***** Supplied material *****
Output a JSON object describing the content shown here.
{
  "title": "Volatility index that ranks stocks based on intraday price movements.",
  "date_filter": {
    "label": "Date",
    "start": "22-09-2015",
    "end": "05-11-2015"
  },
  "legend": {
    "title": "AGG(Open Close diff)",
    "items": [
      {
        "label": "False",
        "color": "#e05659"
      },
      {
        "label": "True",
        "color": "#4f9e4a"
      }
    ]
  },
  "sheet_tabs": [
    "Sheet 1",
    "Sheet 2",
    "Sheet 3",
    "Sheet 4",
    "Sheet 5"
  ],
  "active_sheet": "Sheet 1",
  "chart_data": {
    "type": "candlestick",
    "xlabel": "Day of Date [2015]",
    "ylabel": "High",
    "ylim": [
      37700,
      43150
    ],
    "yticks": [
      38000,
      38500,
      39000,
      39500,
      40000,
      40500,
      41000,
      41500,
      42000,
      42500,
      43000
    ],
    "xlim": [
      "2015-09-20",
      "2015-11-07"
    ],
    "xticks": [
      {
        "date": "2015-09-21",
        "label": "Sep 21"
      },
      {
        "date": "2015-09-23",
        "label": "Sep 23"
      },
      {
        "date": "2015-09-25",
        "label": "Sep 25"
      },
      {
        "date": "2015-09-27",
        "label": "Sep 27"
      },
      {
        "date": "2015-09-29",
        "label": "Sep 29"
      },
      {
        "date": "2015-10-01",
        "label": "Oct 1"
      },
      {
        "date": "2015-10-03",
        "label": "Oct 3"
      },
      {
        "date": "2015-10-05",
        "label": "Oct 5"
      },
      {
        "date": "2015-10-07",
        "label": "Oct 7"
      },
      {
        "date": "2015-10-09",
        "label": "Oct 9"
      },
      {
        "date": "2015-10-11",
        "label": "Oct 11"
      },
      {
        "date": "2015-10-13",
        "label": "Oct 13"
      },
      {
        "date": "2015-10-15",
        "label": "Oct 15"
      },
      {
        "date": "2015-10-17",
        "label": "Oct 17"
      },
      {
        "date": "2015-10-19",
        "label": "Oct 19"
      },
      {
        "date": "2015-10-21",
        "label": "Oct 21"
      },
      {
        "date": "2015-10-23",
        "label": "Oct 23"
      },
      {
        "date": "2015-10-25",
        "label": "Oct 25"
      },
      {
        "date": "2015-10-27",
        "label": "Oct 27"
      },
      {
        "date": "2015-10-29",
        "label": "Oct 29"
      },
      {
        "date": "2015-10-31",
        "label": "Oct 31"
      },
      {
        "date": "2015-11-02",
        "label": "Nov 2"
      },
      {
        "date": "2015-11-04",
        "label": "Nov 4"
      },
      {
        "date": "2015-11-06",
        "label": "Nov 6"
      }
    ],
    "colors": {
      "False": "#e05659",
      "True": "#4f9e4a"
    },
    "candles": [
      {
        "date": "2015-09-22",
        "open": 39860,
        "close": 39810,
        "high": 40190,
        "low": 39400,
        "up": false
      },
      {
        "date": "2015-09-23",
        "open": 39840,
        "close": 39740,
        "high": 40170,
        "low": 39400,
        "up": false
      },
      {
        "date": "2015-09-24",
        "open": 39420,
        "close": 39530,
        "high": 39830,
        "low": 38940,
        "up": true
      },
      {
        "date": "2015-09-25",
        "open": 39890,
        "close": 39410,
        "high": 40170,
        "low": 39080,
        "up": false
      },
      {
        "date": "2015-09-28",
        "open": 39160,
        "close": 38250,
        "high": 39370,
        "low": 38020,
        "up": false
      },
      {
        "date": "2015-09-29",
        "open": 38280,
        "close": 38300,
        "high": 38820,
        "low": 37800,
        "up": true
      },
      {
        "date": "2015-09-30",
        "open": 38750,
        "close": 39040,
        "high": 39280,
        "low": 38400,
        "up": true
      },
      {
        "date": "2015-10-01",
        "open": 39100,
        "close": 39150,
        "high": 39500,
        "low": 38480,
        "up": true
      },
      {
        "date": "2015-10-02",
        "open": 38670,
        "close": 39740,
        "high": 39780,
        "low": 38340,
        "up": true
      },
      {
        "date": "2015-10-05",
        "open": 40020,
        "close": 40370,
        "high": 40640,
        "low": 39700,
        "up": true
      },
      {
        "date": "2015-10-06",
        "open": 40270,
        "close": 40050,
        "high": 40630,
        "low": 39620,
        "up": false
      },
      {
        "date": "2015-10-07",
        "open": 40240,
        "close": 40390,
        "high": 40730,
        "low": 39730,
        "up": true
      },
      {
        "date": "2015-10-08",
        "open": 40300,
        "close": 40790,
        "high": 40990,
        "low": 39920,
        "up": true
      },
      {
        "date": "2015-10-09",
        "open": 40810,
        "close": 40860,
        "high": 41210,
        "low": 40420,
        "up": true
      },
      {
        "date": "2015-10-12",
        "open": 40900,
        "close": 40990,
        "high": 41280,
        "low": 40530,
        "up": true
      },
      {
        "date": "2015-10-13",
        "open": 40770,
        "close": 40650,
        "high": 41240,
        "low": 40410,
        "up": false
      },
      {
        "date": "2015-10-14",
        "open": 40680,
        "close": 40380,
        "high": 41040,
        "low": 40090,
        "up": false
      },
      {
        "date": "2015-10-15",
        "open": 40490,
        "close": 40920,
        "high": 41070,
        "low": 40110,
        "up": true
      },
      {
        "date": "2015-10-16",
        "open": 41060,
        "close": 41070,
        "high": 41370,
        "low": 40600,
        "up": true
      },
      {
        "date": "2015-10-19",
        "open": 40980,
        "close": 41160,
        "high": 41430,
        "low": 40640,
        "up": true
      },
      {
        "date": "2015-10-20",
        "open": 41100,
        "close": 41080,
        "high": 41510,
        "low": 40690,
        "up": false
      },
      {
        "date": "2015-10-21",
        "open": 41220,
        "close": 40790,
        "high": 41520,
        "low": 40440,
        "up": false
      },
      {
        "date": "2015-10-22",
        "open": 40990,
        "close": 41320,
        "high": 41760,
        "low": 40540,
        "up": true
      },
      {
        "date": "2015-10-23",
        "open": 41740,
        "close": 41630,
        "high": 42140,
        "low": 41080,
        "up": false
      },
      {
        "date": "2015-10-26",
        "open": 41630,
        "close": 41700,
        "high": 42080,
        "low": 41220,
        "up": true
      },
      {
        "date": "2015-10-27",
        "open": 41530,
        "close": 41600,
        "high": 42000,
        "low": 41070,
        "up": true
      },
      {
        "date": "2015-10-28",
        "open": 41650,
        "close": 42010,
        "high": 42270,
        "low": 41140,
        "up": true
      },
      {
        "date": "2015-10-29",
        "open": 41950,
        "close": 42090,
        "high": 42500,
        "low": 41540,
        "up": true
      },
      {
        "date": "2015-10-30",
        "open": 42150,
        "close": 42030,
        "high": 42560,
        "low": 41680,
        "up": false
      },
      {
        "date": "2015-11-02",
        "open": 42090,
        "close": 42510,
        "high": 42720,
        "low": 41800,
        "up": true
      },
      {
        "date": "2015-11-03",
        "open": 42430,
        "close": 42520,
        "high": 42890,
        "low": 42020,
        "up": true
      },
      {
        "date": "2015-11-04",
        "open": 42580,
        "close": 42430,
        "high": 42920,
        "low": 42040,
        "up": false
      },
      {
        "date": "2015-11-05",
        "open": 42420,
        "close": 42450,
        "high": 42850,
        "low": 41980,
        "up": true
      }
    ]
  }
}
*****
#### Your task
Count every line of the records that holds the string "title". Write only the total.

#### Correct response
2